WHAT THE TASK REQUIRES: Don't copy the pictures; return every other part of the records exactly.

Dataset records
______
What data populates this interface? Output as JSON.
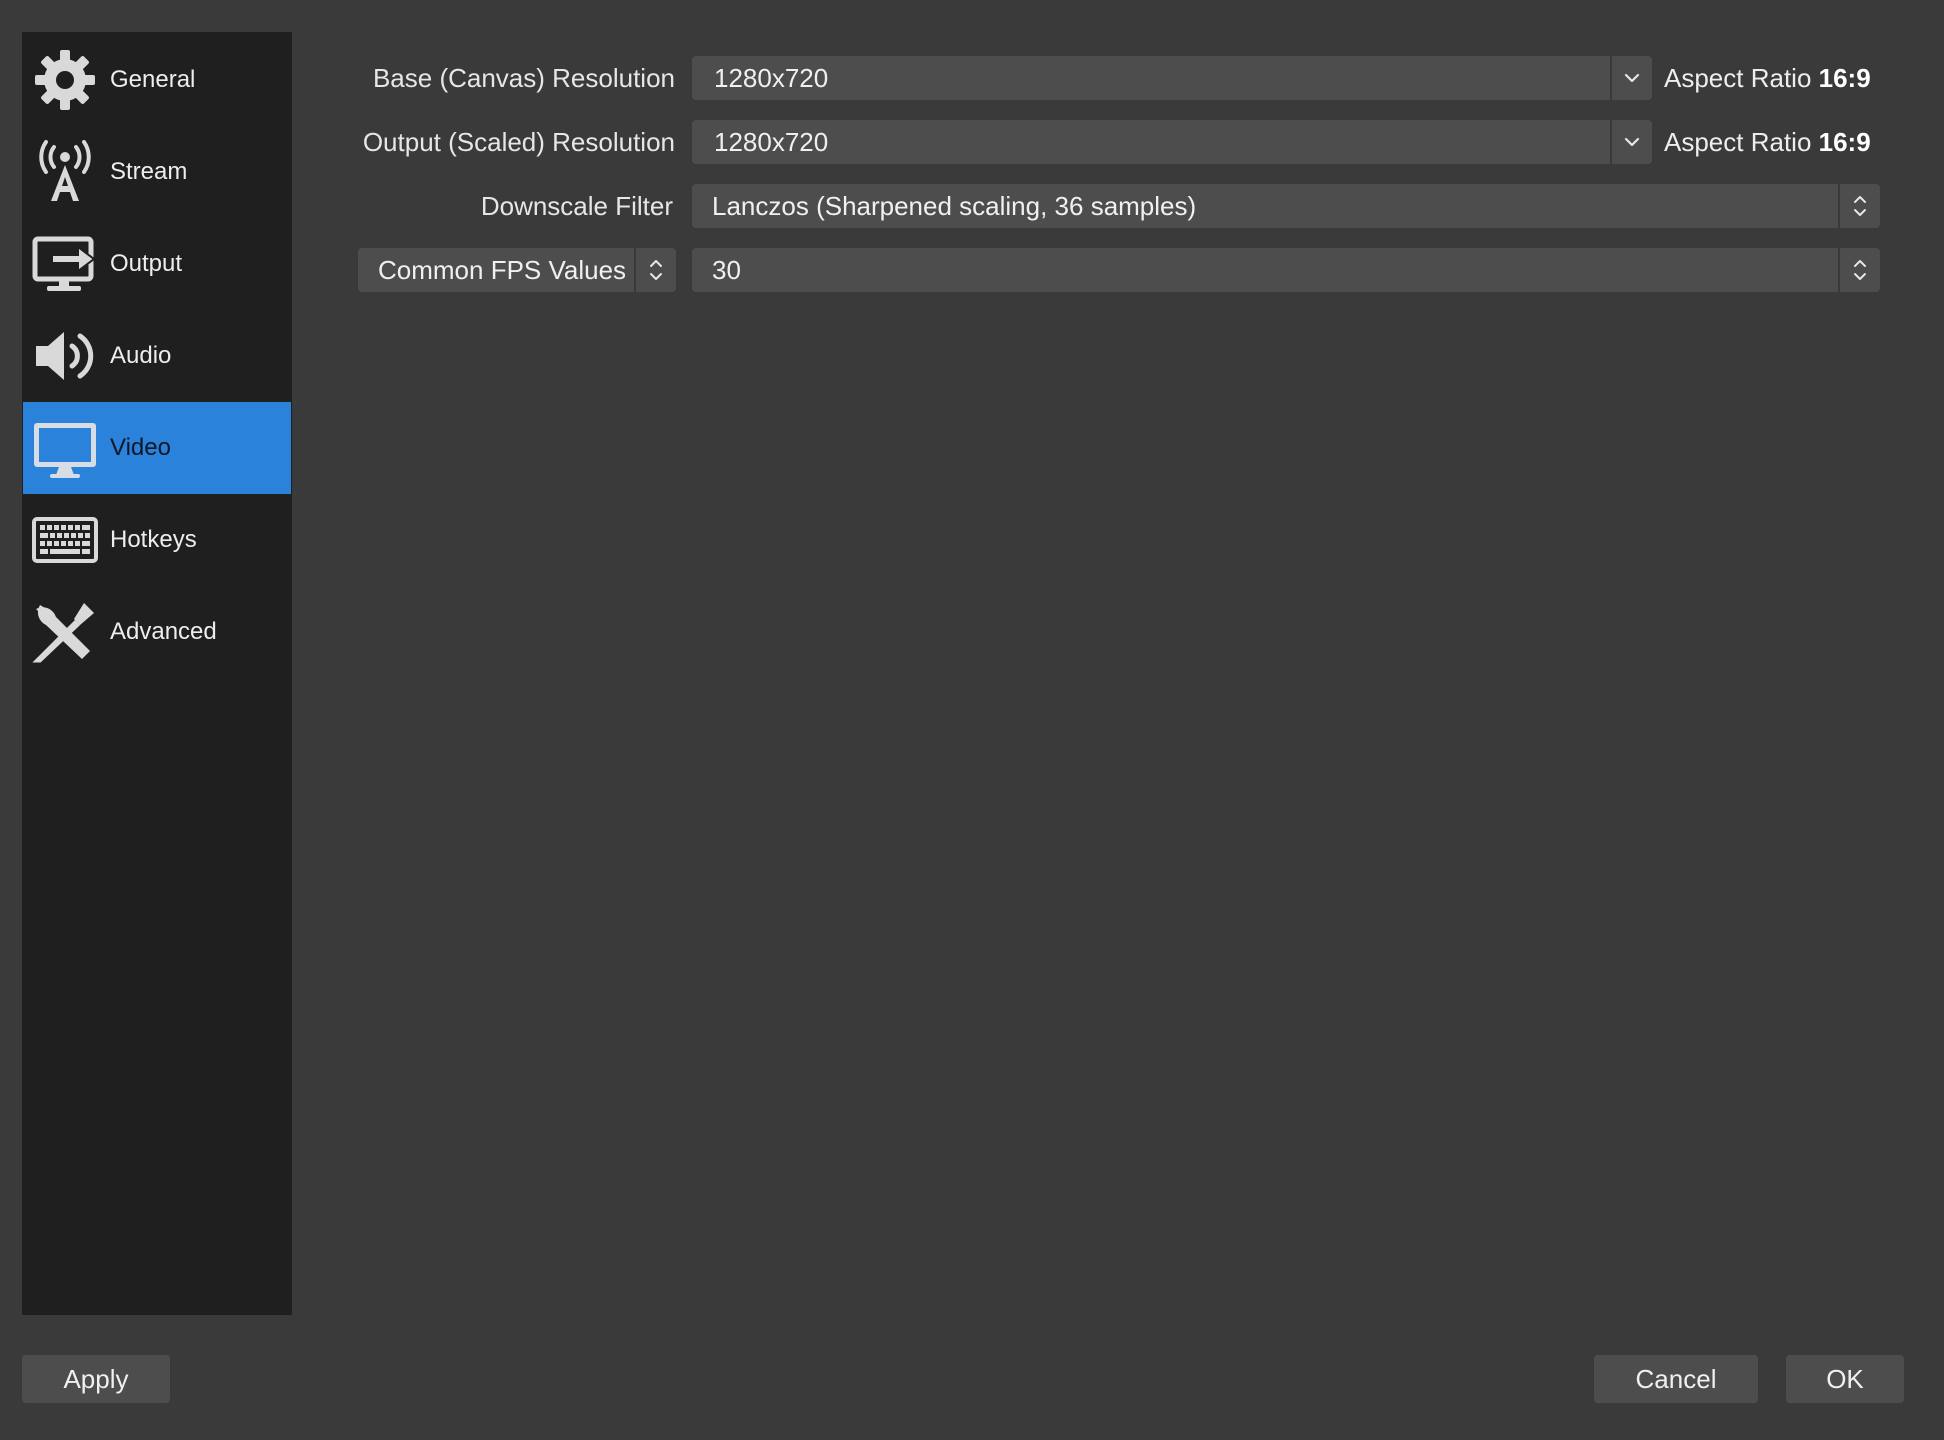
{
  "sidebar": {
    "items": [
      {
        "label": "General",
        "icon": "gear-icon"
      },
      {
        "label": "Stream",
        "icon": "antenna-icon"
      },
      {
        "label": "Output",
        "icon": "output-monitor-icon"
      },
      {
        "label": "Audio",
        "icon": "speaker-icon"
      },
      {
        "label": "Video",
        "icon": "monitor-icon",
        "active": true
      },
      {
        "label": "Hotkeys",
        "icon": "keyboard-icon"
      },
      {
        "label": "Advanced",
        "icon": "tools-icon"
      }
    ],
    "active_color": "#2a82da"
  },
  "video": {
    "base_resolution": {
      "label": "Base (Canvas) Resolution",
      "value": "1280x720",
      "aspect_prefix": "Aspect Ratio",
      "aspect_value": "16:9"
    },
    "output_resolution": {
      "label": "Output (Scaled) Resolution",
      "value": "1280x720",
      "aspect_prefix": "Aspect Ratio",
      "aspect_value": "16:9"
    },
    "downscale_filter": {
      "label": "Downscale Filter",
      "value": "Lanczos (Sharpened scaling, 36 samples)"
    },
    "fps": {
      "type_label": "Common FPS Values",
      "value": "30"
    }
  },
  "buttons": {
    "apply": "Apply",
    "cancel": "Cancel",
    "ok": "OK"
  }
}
______
EXPECTED OUTPUT:
What data populates this interface? Output as JSON.
{
  "sidebar": {
    "items": [
      {
        "label": "General",
        "icon": "gear-icon"
      },
      {
        "label": "Stream",
        "icon": "antenna-icon"
      },
      {
        "label": "Output",
        "icon": "output-monitor-icon"
      },
      {
        "label": "Audio",
        "icon": "speaker-icon"
      },
      {
        "label": "Video",
        "icon": "monitor-icon",
        "active": true
      },
      {
        "label": "Hotkeys",
        "icon": "keyboard-icon"
      },
      {
        "label": "Advanced",
        "icon": "tools-icon"
      }
    ],
    "active_color": "#2a82da"
  },
  "video": {
    "base_resolution": {
      "label": "Base (Canvas) Resolution",
      "value": "1280x720",
      "aspect_prefix": "Aspect Ratio",
      "aspect_value": "16:9"
    },
    "output_resolution": {
      "label": "Output (Scaled) Resolution",
      "value": "1280x720",
      "aspect_prefix": "Aspect Ratio",
      "aspect_value": "16:9"
    },
    "downscale_filter": {
      "label": "Downscale Filter",
      "value": "Lanczos (Sharpened scaling, 36 samples)"
    },
    "fps": {
      "type_label": "Common FPS Values",
      "value": "30"
    }
  },
  "buttons": {
    "apply": "Apply",
    "cancel": "Cancel",
    "ok": "OK"
  }
}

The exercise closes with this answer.